What the task requires:
Filter the entries and keep only the lines where the string "current" appears.

## Begin Task inputs

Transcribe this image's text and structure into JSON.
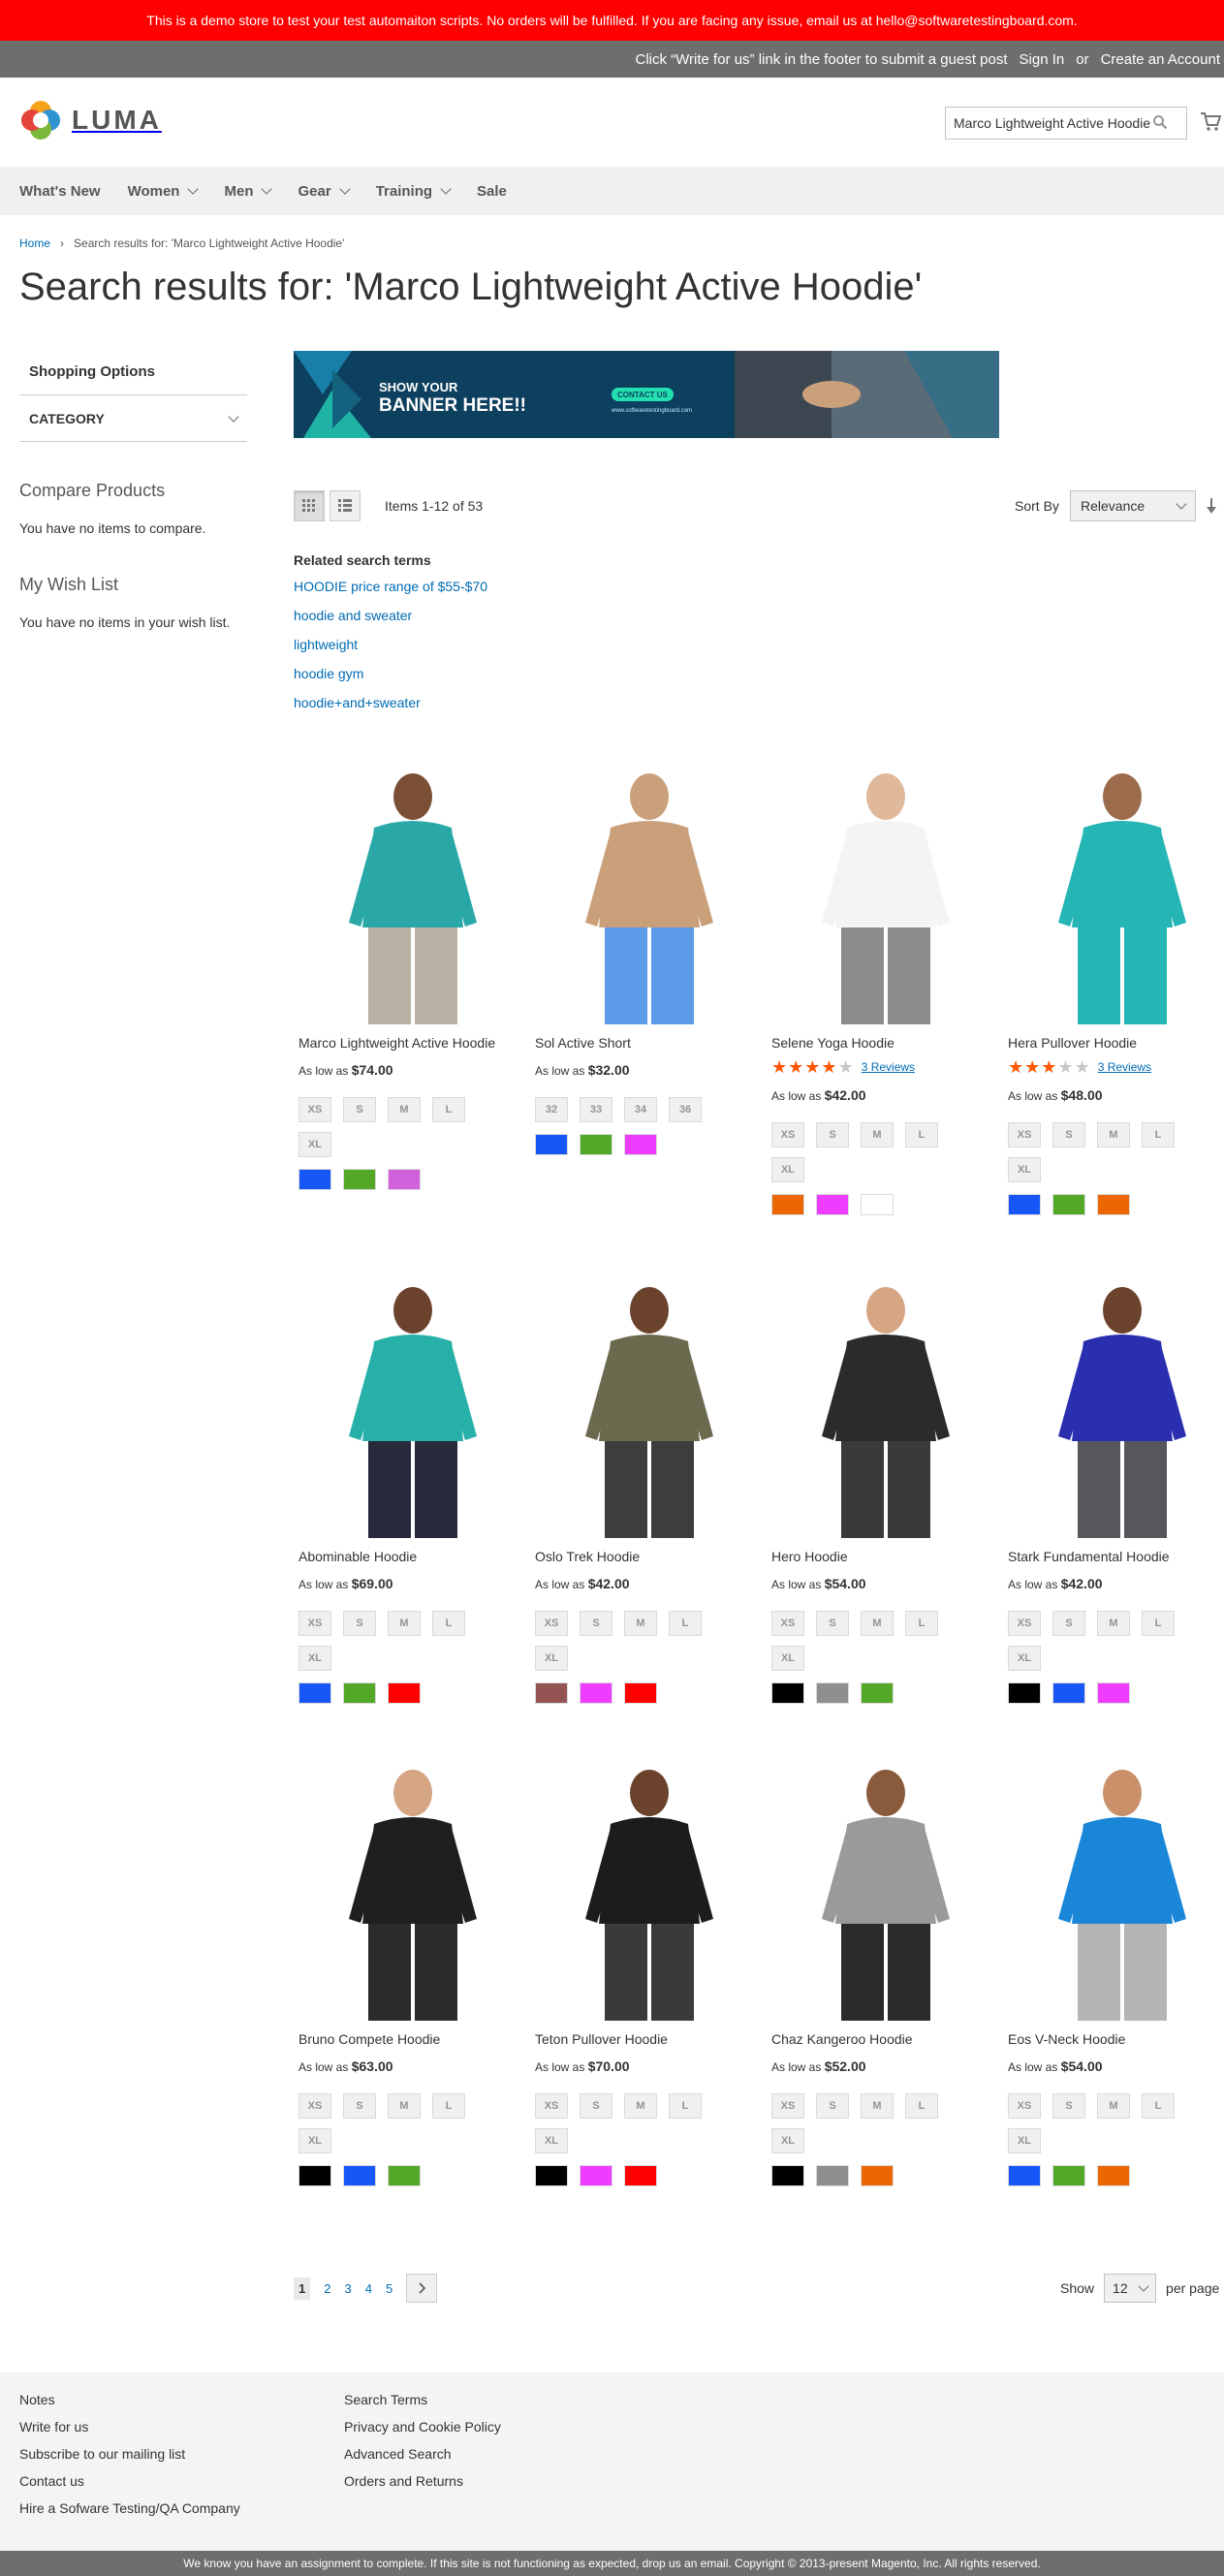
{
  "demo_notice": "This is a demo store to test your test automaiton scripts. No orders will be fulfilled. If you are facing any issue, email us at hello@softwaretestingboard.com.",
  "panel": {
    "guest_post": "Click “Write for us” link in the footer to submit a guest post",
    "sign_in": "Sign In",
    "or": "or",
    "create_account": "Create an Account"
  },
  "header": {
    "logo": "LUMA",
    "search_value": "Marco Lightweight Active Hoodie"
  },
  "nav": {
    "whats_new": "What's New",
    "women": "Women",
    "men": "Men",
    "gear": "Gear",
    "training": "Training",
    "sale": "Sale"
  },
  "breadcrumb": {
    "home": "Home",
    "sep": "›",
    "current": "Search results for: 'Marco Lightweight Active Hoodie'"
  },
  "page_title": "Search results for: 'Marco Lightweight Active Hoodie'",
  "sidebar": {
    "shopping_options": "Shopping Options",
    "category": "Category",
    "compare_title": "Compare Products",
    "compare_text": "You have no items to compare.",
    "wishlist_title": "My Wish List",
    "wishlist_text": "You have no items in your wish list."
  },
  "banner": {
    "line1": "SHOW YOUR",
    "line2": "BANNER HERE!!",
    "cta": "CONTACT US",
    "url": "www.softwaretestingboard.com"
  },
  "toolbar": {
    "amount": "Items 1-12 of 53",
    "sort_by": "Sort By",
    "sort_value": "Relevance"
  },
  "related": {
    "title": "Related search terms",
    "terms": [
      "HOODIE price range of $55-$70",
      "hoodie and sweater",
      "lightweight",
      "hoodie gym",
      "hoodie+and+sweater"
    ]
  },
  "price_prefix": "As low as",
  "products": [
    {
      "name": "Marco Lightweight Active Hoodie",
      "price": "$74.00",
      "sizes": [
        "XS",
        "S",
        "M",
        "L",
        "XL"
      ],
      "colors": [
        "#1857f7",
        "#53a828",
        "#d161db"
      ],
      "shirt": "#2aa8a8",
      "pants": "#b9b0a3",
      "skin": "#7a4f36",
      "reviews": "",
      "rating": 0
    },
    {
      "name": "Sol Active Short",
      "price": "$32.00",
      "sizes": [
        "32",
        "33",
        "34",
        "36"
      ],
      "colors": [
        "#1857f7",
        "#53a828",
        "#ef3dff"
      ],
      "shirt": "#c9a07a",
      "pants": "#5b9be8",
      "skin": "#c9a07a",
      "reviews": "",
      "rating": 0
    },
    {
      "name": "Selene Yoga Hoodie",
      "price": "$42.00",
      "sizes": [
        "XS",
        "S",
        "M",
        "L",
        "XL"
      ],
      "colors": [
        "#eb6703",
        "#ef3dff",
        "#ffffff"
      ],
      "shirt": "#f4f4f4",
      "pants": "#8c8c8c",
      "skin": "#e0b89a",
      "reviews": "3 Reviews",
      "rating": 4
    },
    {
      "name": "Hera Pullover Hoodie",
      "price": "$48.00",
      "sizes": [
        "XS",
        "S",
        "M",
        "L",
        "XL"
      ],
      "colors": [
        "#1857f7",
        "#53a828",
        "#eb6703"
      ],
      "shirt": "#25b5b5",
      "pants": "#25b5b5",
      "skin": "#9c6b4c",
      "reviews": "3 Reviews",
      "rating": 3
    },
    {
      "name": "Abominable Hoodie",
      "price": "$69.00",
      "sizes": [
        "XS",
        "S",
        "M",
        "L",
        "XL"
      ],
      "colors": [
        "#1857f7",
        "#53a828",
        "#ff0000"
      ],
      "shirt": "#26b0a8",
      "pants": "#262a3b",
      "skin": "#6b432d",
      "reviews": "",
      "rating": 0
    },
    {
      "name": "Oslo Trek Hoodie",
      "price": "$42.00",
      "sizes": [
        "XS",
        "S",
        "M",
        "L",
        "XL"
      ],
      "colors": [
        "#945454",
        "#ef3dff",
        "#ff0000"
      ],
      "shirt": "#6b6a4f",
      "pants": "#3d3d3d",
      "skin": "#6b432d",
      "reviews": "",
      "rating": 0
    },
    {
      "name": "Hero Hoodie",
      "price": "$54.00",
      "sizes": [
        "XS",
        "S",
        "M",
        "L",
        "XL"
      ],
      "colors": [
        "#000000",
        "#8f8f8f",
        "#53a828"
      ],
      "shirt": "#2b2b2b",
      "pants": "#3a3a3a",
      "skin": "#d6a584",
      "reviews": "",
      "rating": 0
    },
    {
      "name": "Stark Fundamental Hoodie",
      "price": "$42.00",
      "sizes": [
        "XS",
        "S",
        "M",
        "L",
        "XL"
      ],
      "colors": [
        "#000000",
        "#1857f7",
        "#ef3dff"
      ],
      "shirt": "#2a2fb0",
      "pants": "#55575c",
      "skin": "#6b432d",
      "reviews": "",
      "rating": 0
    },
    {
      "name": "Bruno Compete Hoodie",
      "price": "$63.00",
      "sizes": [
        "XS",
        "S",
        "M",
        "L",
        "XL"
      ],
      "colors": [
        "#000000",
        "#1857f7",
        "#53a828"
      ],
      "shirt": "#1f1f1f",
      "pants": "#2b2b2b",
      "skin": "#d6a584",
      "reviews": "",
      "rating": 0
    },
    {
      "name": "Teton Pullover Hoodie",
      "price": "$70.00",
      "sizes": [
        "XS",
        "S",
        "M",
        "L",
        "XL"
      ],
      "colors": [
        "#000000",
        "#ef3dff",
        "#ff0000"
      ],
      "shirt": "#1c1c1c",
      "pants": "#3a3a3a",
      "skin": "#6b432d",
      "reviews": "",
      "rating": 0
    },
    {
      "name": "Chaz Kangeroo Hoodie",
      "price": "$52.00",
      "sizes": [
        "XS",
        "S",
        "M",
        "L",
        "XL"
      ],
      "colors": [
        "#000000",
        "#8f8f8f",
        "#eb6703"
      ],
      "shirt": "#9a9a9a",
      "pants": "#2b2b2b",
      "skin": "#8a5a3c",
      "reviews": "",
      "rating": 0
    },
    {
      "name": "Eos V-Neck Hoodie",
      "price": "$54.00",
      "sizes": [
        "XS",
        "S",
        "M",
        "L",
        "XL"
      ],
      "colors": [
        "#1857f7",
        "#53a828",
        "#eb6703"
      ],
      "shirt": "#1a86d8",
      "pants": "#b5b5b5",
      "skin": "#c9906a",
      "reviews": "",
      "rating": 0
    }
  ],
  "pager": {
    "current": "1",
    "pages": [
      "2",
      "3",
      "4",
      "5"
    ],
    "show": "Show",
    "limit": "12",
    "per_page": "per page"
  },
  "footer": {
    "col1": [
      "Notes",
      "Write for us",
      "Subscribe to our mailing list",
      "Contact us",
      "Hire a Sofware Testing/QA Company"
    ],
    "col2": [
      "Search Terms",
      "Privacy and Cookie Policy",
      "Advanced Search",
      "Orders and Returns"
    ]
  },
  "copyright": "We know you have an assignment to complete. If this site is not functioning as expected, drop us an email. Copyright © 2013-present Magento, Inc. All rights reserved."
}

## End Task inputs

Task result:
    "current": "Search results for: 'Marco Lightweight Active Hoodie'"
    "current": "1",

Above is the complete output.